§ **Listed records**:

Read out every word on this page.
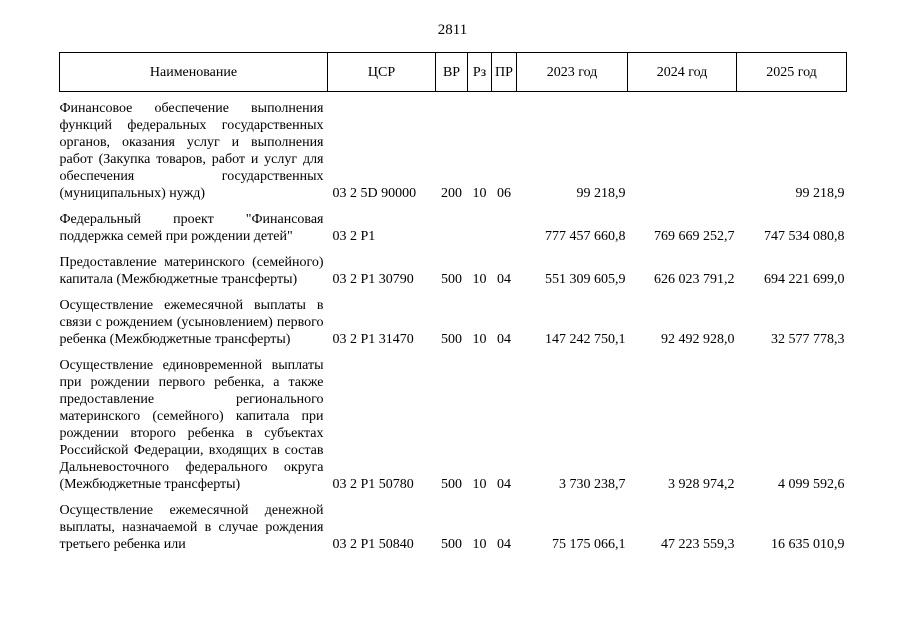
2811
Наименование	ЦСР	ВР	Рз	ПР	2023 год	2024 год	2025 год
Финансовое обеспечение выполнения функций федеральных государственных органов, оказания услуг и выполнения работ (Закупка товаров, работ и услуг для обеспечения государственных (муниципальных) нужд)	03 2 5D 90000	200	10	06	99 218,9		99 218,9
Федеральный проект "Финансовая поддержка семей при рождении детей"	03 2 P1				777 457 660,8	769 669 252,7	747 534 080,8
Предоставление материнского (семейного) капитала (Межбюджетные трансферты)	03 2 P1 30790	500	10	04	551 309 605,9	626 023 791,2	694 221 699,0
Осуществление ежемесячной выплаты в связи с рождением (усыновлением) первого ребенка (Межбюджетные трансферты)	03 2 P1 31470	500	10	04	147 242 750,1	92 492 928,0	32 577 778,3
Осуществление единовременной выплаты при рождении первого ребенка, а также предоставление регионального материнского (семейного) капитала при рождении второго ребенка в субъектах Российской Федерации, входящих в состав Дальневосточного федерального округа (Межбюджетные трансферты)	03 2 P1 50780	500	10	04	3 730 238,7	3 928 974,2	4 099 592,6
Осуществление ежемесячной денежной выплаты, назначаемой в случае рождения третьего ребенка или	03 2 P1 50840	500	10	04	75 175 066,1	47 223 559,3	16 635 010,9
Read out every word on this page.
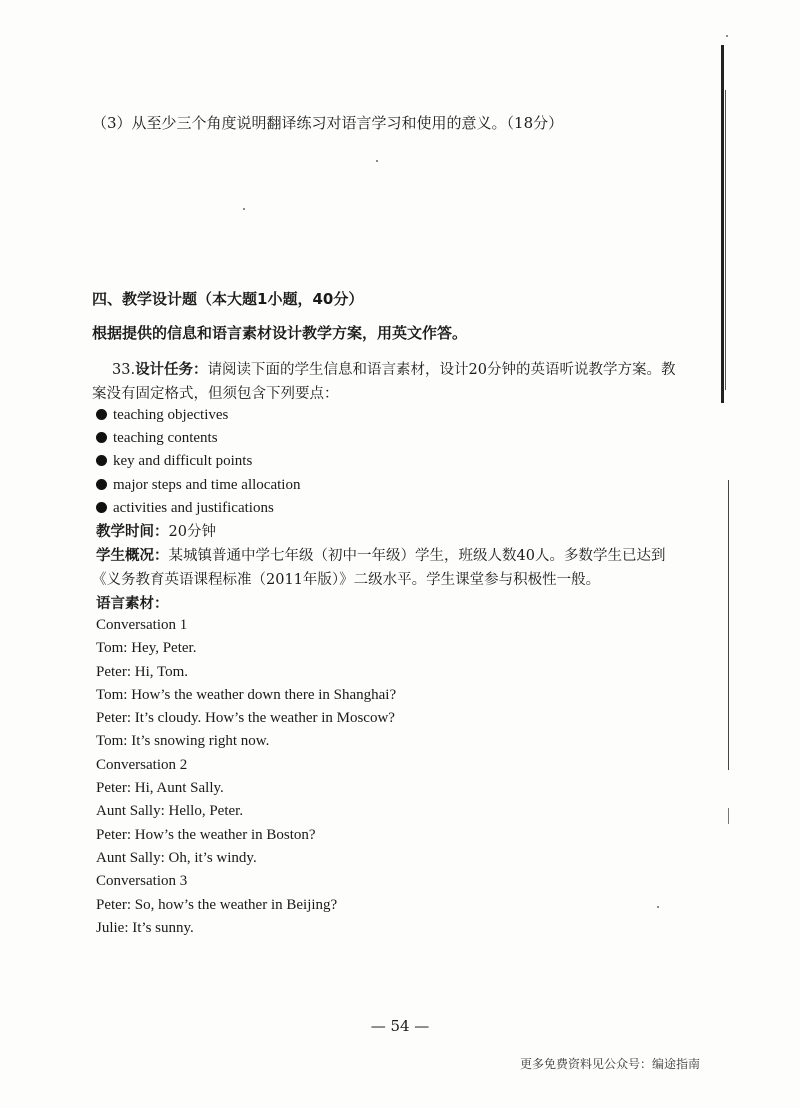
（3）从至少三个角度说明翻译练习对语言学习和使用的意义。（18分）
四、教学设计题（本大题1小题，40分）
根据提供的信息和语言素材设计教学方案，用英文作答。
33.设计任务：请阅读下面的学生信息和语言素材，设计20分钟的英语听说教学方案。教案没有固定格式，但须包含下列要点：
teaching objectives
teaching contents
key and difficult points
major steps and time allocation
activities and justifications
教学时间：20分钟
学生概况：某城镇普通中学七年级（初中一年级）学生，班级人数40人。多数学生已达到《义务教育英语课程标准（2011年版）》二级水平。学生课堂参与积极性一般。
语言素材：
Conversation 1
Tom: Hey, Peter.
Peter: Hi, Tom.
Tom: How’s the weather down there in Shanghai?
Peter: It’s cloudy. How’s the weather in Moscow?
Tom: It’s snowing right now.
Conversation 2
Peter: Hi, Aunt Sally.
Aunt Sally: Hello, Peter.
Peter: How’s the weather in Boston?
Aunt Sally: Oh, it’s windy.
Conversation 3
Peter: So, how’s the weather in Beijing?
Julie: It’s sunny.
— 54 —
更多免费资料见公众号：编途指南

§ **To do**: Pull out and copy each line containing the string "трансферты".

§ **Reply to the task**:
Предоставление материнского (семейного) капитала (Межбюджетные трансферты)	03 2 P1 30790	500	10	04	551 309 605,9	626 023 791,2	694 221 699,0
Осуществление ежемесячной выплаты в связи с рождением (усыновлением) первого ребенка (Межбюджетные трансферты)	03 2 P1 31470	500	10	04	147 242 750,1	92 492 928,0	32 577 778,3
Осуществление единовременной выплаты при рождении первого ребенка, а также предоставление регионального материнского (семейного) капитала при рождении второго ребенка в субъектах Российской Федерации, входящих в состав Дальневосточного федерального округа (Межбюджетные трансферты)	03 2 P1 50780	500	10	04	3 730 238,7	3 928 974,2	4 099 592,6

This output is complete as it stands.